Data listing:
--- Start ---

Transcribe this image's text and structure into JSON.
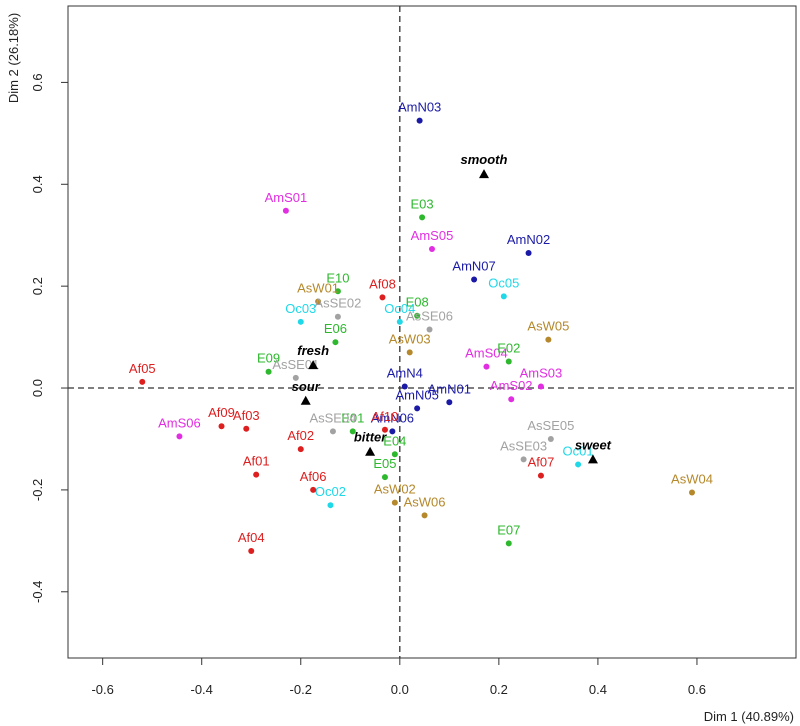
{
  "chart_data": {
    "type": "scatter",
    "xlabel": "Dim 1 (40.89%)",
    "ylabel": "Dim 2 (26.18%)",
    "xlim": [
      -0.67,
      0.8
    ],
    "ylim": [
      -0.53,
      0.75
    ],
    "xticks": [
      -0.6,
      -0.4,
      -0.2,
      0.0,
      0.2,
      0.4,
      0.6
    ],
    "yticks": [
      -0.4,
      -0.2,
      0.0,
      0.2,
      0.4,
      0.6
    ],
    "xtick_labels": [
      "-0.6",
      "-0.4",
      "-0.2",
      "0.0",
      "0.2",
      "0.4",
      "0.6"
    ],
    "ytick_labels": [
      "-0.4",
      "-0.2",
      "0.0",
      "0.2",
      "0.4",
      "0.6"
    ],
    "reference_lines": {
      "x": 0,
      "y": 0,
      "style": "dashed"
    },
    "groups": [
      {
        "name": "Af",
        "color": "#dd1f1f"
      },
      {
        "name": "AmN",
        "color": "#1a1aa6"
      },
      {
        "name": "AmS",
        "color": "#e22ee2"
      },
      {
        "name": "E",
        "color": "#2db82d"
      },
      {
        "name": "Oc",
        "color": "#1fd8e8"
      },
      {
        "name": "AsW",
        "color": "#b5882b"
      },
      {
        "name": "AsSE",
        "color": "#a2a2a2"
      }
    ],
    "points": [
      {
        "label": "AmN03",
        "group": "AmN",
        "x": 0.04,
        "y": 0.525
      },
      {
        "label": "AmN02",
        "group": "AmN",
        "x": 0.26,
        "y": 0.265
      },
      {
        "label": "AmN07",
        "group": "AmN",
        "x": 0.15,
        "y": 0.213
      },
      {
        "label": "AmN4",
        "group": "AmN",
        "x": 0.01,
        "y": 0.003
      },
      {
        "label": "AmN01",
        "group": "AmN",
        "x": 0.1,
        "y": -0.028
      },
      {
        "label": "AmN05",
        "group": "AmN",
        "x": 0.035,
        "y": -0.04
      },
      {
        "label": "AmN06",
        "group": "AmN",
        "x": -0.015,
        "y": -0.085
      },
      {
        "label": "AmS01",
        "group": "AmS",
        "x": -0.23,
        "y": 0.348
      },
      {
        "label": "AmS05",
        "group": "AmS",
        "x": 0.065,
        "y": 0.273
      },
      {
        "label": "AmS04",
        "group": "AmS",
        "x": 0.175,
        "y": 0.042
      },
      {
        "label": "AmS03",
        "group": "AmS",
        "x": 0.285,
        "y": 0.003
      },
      {
        "label": "AmS02",
        "group": "AmS",
        "x": 0.225,
        "y": -0.022
      },
      {
        "label": "AmS06",
        "group": "AmS",
        "x": -0.445,
        "y": -0.095
      },
      {
        "label": "E03",
        "group": "E",
        "x": 0.045,
        "y": 0.335
      },
      {
        "label": "E10",
        "group": "E",
        "x": -0.125,
        "y": 0.19
      },
      {
        "label": "E08",
        "group": "E",
        "x": 0.035,
        "y": 0.142
      },
      {
        "label": "E06",
        "group": "E",
        "x": -0.13,
        "y": 0.09
      },
      {
        "label": "E09",
        "group": "E",
        "x": -0.265,
        "y": 0.032
      },
      {
        "label": "E02",
        "group": "E",
        "x": 0.22,
        "y": 0.052
      },
      {
        "label": "E01",
        "group": "E",
        "x": -0.095,
        "y": -0.085
      },
      {
        "label": "E04",
        "group": "E",
        "x": -0.01,
        "y": -0.13
      },
      {
        "label": "E05",
        "group": "E",
        "x": -0.03,
        "y": -0.175
      },
      {
        "label": "E07",
        "group": "E",
        "x": 0.22,
        "y": -0.305
      },
      {
        "label": "Oc05",
        "group": "Oc",
        "x": 0.21,
        "y": 0.18
      },
      {
        "label": "Oc04",
        "group": "Oc",
        "x": 0.0,
        "y": 0.13
      },
      {
        "label": "Oc03",
        "group": "Oc",
        "x": -0.2,
        "y": 0.13
      },
      {
        "label": "Oc01",
        "group": "Oc",
        "x": 0.36,
        "y": -0.15
      },
      {
        "label": "Oc02",
        "group": "Oc",
        "x": -0.14,
        "y": -0.23
      },
      {
        "label": "AsW01",
        "group": "AsW",
        "x": -0.165,
        "y": 0.17
      },
      {
        "label": "AsW05",
        "group": "AsW",
        "x": 0.3,
        "y": 0.095
      },
      {
        "label": "AsW03",
        "group": "AsW",
        "x": 0.02,
        "y": 0.07
      },
      {
        "label": "AsW04",
        "group": "AsW",
        "x": 0.59,
        "y": -0.205
      },
      {
        "label": "AsW02",
        "group": "AsW",
        "x": -0.01,
        "y": -0.225
      },
      {
        "label": "AsW06",
        "group": "AsW",
        "x": 0.05,
        "y": -0.25
      },
      {
        "label": "AsSE02",
        "group": "AsSE",
        "x": -0.125,
        "y": 0.14
      },
      {
        "label": "AsSE06",
        "group": "AsSE",
        "x": 0.06,
        "y": 0.115
      },
      {
        "label": "AsSE01",
        "group": "AsSE",
        "x": -0.21,
        "y": 0.02
      },
      {
        "label": "AsSE04",
        "group": "AsSE",
        "x": -0.135,
        "y": -0.085
      },
      {
        "label": "AsSE05",
        "group": "AsSE",
        "x": 0.305,
        "y": -0.1
      },
      {
        "label": "AsSE03",
        "group": "AsSE",
        "x": 0.25,
        "y": -0.14
      },
      {
        "label": "Af08",
        "group": "Af",
        "x": -0.035,
        "y": 0.178
      },
      {
        "label": "Af05",
        "group": "Af",
        "x": -0.52,
        "y": 0.012
      },
      {
        "label": "Af09",
        "group": "Af",
        "x": -0.36,
        "y": -0.075
      },
      {
        "label": "Af03",
        "group": "Af",
        "x": -0.31,
        "y": -0.08
      },
      {
        "label": "Af10",
        "group": "Af",
        "x": -0.03,
        "y": -0.082
      },
      {
        "label": "Af02",
        "group": "Af",
        "x": -0.2,
        "y": -0.12
      },
      {
        "label": "Af01",
        "group": "Af",
        "x": -0.29,
        "y": -0.17
      },
      {
        "label": "Af06",
        "group": "Af",
        "x": -0.175,
        "y": -0.2
      },
      {
        "label": "Af07",
        "group": "Af",
        "x": 0.285,
        "y": -0.172
      },
      {
        "label": "Af04",
        "group": "Af",
        "x": -0.3,
        "y": -0.32
      }
    ],
    "attributes": [
      {
        "label": "smooth",
        "x": 0.17,
        "y": 0.42
      },
      {
        "label": "fresh",
        "x": -0.175,
        "y": 0.045
      },
      {
        "label": "sour",
        "x": -0.19,
        "y": -0.025
      },
      {
        "label": "bitter",
        "x": -0.06,
        "y": -0.125
      },
      {
        "label": "sweet",
        "x": 0.39,
        "y": -0.14
      }
    ]
  }
}
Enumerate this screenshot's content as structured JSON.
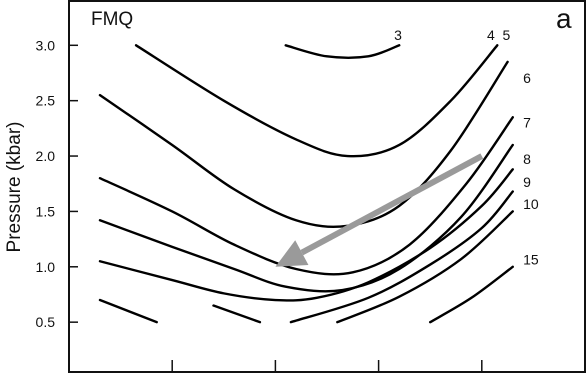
{
  "chart_data": {
    "type": "line",
    "title": "",
    "panel_label": "a",
    "annotation": "FMQ",
    "ylabel": "Pressure (kbar)",
    "xlabel": "",
    "ylim": [
      0.05,
      3.4
    ],
    "yticks": [
      {
        "value": 0.5,
        "label": "0.5"
      },
      {
        "value": 1.0,
        "label": "1.0"
      },
      {
        "value": 1.5,
        "label": "1.5"
      },
      {
        "value": 2.0,
        "label": "2.0"
      },
      {
        "value": 2.5,
        "label": "2.5"
      },
      {
        "value": 3.0,
        "label": "3.0"
      }
    ],
    "xlim": [
      0,
      5
    ],
    "xticks": [
      1,
      2,
      3,
      4
    ],
    "xtick_labels_visible": false,
    "grid": false,
    "colors": {
      "contour": "#000000",
      "arrow": "#9a9a9a",
      "frame": "#111111"
    },
    "series": [
      {
        "name": "3",
        "x": [
          2.1,
          2.5,
          2.9,
          3.2
        ],
        "y": [
          3.0,
          2.9,
          2.9,
          3.0
        ]
      },
      {
        "name": "4",
        "x": [
          0.65,
          1.5,
          2.2,
          2.7,
          3.2,
          3.7,
          4.15
        ],
        "y": [
          3.0,
          2.5,
          2.15,
          2.0,
          2.1,
          2.5,
          3.0
        ]
      },
      {
        "name": "5",
        "x": [
          0.3,
          1.0,
          1.6,
          2.2,
          2.7,
          3.2,
          3.7,
          4.25
        ],
        "y": [
          2.55,
          2.1,
          1.7,
          1.42,
          1.37,
          1.55,
          2.05,
          2.85
        ]
      },
      {
        "name": "6",
        "x": [
          0.3,
          1.0,
          1.6,
          2.2,
          2.75,
          3.3,
          3.85,
          4.3
        ],
        "y": [
          1.8,
          1.5,
          1.2,
          0.98,
          0.95,
          1.2,
          1.75,
          2.35
        ]
      },
      {
        "name": "7",
        "x": [
          0.3,
          1.0,
          1.6,
          2.1,
          2.65,
          3.2,
          3.8,
          4.3
        ],
        "y": [
          1.42,
          1.18,
          0.98,
          0.82,
          0.79,
          0.98,
          1.45,
          2.1
        ]
      },
      {
        "name": "8",
        "x": [
          0.3,
          1.0,
          1.5,
          2.0,
          2.4,
          2.9,
          3.5,
          4.0,
          4.3
        ],
        "y": [
          1.05,
          0.88,
          0.76,
          0.7,
          0.72,
          0.86,
          1.17,
          1.55,
          1.88
        ]
      },
      {
        "name": "9",
        "x": [
          0.3,
          0.85
        ],
        "y": [
          0.7,
          0.5
        ]
      },
      {
        "name": "9",
        "x": [
          1.4,
          1.85
        ],
        "y": [
          0.65,
          0.5
        ]
      },
      {
        "name": "9",
        "x": [
          2.15,
          2.9,
          3.5,
          4.0,
          4.3
        ],
        "y": [
          0.5,
          0.72,
          1.02,
          1.35,
          1.68
        ]
      },
      {
        "name": "10",
        "x": [
          2.6,
          3.2,
          3.8,
          4.3
        ],
        "y": [
          0.5,
          0.73,
          1.07,
          1.5
        ]
      },
      {
        "name": "15",
        "x": [
          3.5,
          3.9,
          4.3
        ],
        "y": [
          0.5,
          0.72,
          1.0
        ]
      }
    ],
    "contour_labels": [
      {
        "text": "3",
        "x": 3.15,
        "y": 3.05
      },
      {
        "text": "4",
        "x": 4.05,
        "y": 3.05
      },
      {
        "text": "5",
        "x": 4.2,
        "y": 3.05
      },
      {
        "text": "6",
        "x": 4.4,
        "y": 2.66
      },
      {
        "text": "7",
        "x": 4.4,
        "y": 2.26
      },
      {
        "text": "8",
        "x": 4.4,
        "y": 1.93
      },
      {
        "text": "9",
        "x": 4.4,
        "y": 1.72
      },
      {
        "text": "10",
        "x": 4.4,
        "y": 1.52
      },
      {
        "text": "15",
        "x": 4.4,
        "y": 1.02
      }
    ],
    "arrow": {
      "from": {
        "x": 4.0,
        "y": 2.0
      },
      "to": {
        "x": 2.0,
        "y": 1.0
      }
    }
  }
}
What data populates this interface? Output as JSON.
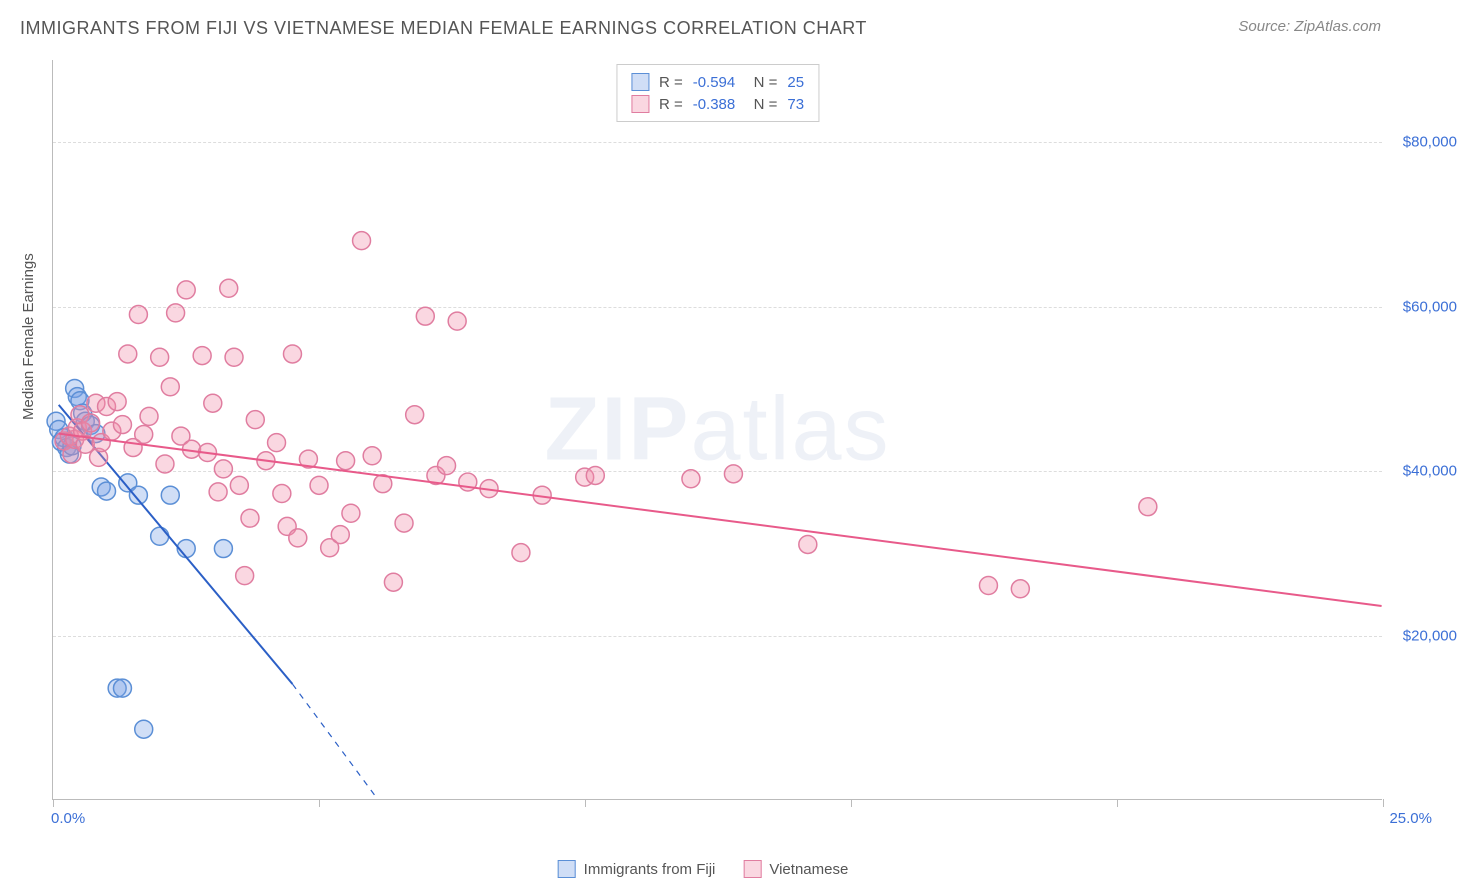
{
  "header": {
    "title": "IMMIGRANTS FROM FIJI VS VIETNAMESE MEDIAN FEMALE EARNINGS CORRELATION CHART",
    "source_prefix": "Source: ",
    "source_name": "ZipAtlas.com"
  },
  "watermark": {
    "zip": "ZIP",
    "atlas": "atlas"
  },
  "chart": {
    "type": "scatter",
    "xlim": [
      0,
      25
    ],
    "ylim": [
      0,
      90000
    ],
    "ytick_values": [
      20000,
      40000,
      60000,
      80000
    ],
    "ytick_labels": [
      "$20,000",
      "$40,000",
      "$60,000",
      "$80,000"
    ],
    "xtick_values": [
      0,
      5,
      10,
      15,
      20,
      25
    ],
    "xtick_labels": {
      "min": "0.0%",
      "max": "25.0%"
    },
    "ylabel": "Median Female Earnings",
    "grid_color": "#dddddd",
    "axis_color": "#bbbbbb",
    "background_color": "#ffffff",
    "marker_radius": 9,
    "marker_stroke_width": 1.5,
    "line_width": 2,
    "series": [
      {
        "name": "Immigrants from Fiji",
        "fill_color": "rgba(120,160,230,0.35)",
        "stroke_color": "#5b8fd6",
        "line_color": "#2b5fc6",
        "R": "-0.594",
        "N": "25",
        "trend": {
          "x1": 0.1,
          "y1": 48000,
          "x2": 4.5,
          "y2": 14000,
          "dash_x2": 6.1,
          "dash_y2": 0
        },
        "points": [
          [
            0.05,
            46000
          ],
          [
            0.1,
            45000
          ],
          [
            0.15,
            43500
          ],
          [
            0.2,
            44000
          ],
          [
            0.25,
            42800
          ],
          [
            0.3,
            42000
          ],
          [
            0.35,
            43000
          ],
          [
            0.4,
            50000
          ],
          [
            0.45,
            49000
          ],
          [
            0.5,
            48500
          ],
          [
            0.55,
            47000
          ],
          [
            0.6,
            46000
          ],
          [
            0.7,
            45500
          ],
          [
            0.8,
            44500
          ],
          [
            0.9,
            38000
          ],
          [
            1.0,
            37500
          ],
          [
            1.4,
            38500
          ],
          [
            1.6,
            37000
          ],
          [
            2.0,
            32000
          ],
          [
            2.2,
            37000
          ],
          [
            2.5,
            30500
          ],
          [
            3.2,
            30500
          ],
          [
            1.2,
            13500
          ],
          [
            1.3,
            13500
          ],
          [
            1.7,
            8500
          ]
        ]
      },
      {
        "name": "Vietnamese",
        "fill_color": "rgba(240,140,170,0.35)",
        "stroke_color": "#e07da0",
        "line_color": "#e85a8a",
        "R": "-0.388",
        "N": "73",
        "trend": {
          "x1": 0.1,
          "y1": 44500,
          "x2": 25,
          "y2": 23500
        },
        "points": [
          [
            0.2,
            43600
          ],
          [
            0.3,
            44200
          ],
          [
            0.35,
            42000
          ],
          [
            0.4,
            43800
          ],
          [
            0.45,
            45200
          ],
          [
            0.5,
            46800
          ],
          [
            0.55,
            44800
          ],
          [
            0.6,
            43200
          ],
          [
            0.7,
            45800
          ],
          [
            0.8,
            48200
          ],
          [
            0.85,
            41600
          ],
          [
            0.9,
            43400
          ],
          [
            1.0,
            47800
          ],
          [
            1.1,
            44800
          ],
          [
            1.2,
            48400
          ],
          [
            1.3,
            45600
          ],
          [
            1.4,
            54200
          ],
          [
            1.5,
            42800
          ],
          [
            1.6,
            59000
          ],
          [
            1.7,
            44400
          ],
          [
            1.8,
            46600
          ],
          [
            2.0,
            53800
          ],
          [
            2.1,
            40800
          ],
          [
            2.2,
            50200
          ],
          [
            2.3,
            59200
          ],
          [
            2.4,
            44200
          ],
          [
            2.5,
            62000
          ],
          [
            2.6,
            42600
          ],
          [
            2.8,
            54000
          ],
          [
            2.9,
            42200
          ],
          [
            3.0,
            48200
          ],
          [
            3.2,
            40200
          ],
          [
            3.3,
            62200
          ],
          [
            3.4,
            53800
          ],
          [
            3.5,
            38200
          ],
          [
            3.6,
            27200
          ],
          [
            3.7,
            34200
          ],
          [
            3.8,
            46200
          ],
          [
            4.0,
            41200
          ],
          [
            4.2,
            43400
          ],
          [
            4.4,
            33200
          ],
          [
            4.5,
            54200
          ],
          [
            4.6,
            31800
          ],
          [
            4.8,
            41400
          ],
          [
            5.0,
            38200
          ],
          [
            5.2,
            30600
          ],
          [
            5.4,
            32200
          ],
          [
            5.6,
            34800
          ],
          [
            5.8,
            68000
          ],
          [
            6.0,
            41800
          ],
          [
            6.2,
            38400
          ],
          [
            6.4,
            26400
          ],
          [
            6.6,
            33600
          ],
          [
            6.8,
            46800
          ],
          [
            7.0,
            58800
          ],
          [
            7.2,
            39400
          ],
          [
            7.4,
            40600
          ],
          [
            7.6,
            58200
          ],
          [
            7.8,
            38600
          ],
          [
            8.2,
            37800
          ],
          [
            8.8,
            30000
          ],
          [
            9.2,
            37000
          ],
          [
            10.0,
            39200
          ],
          [
            10.2,
            39400
          ],
          [
            12.0,
            39000
          ],
          [
            12.8,
            39600
          ],
          [
            14.2,
            31000
          ],
          [
            17.6,
            26000
          ],
          [
            18.2,
            25600
          ],
          [
            20.6,
            35600
          ],
          [
            5.5,
            41200
          ],
          [
            4.3,
            37200
          ],
          [
            3.1,
            37400
          ]
        ]
      }
    ]
  },
  "legend_bottom": {
    "series1": "Immigrants from Fiji",
    "series2": "Vietnamese"
  }
}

--- End ---

Exercise brief
Among the lines of the material above, how many include the string "rgba"? Report only that number.

Final result
2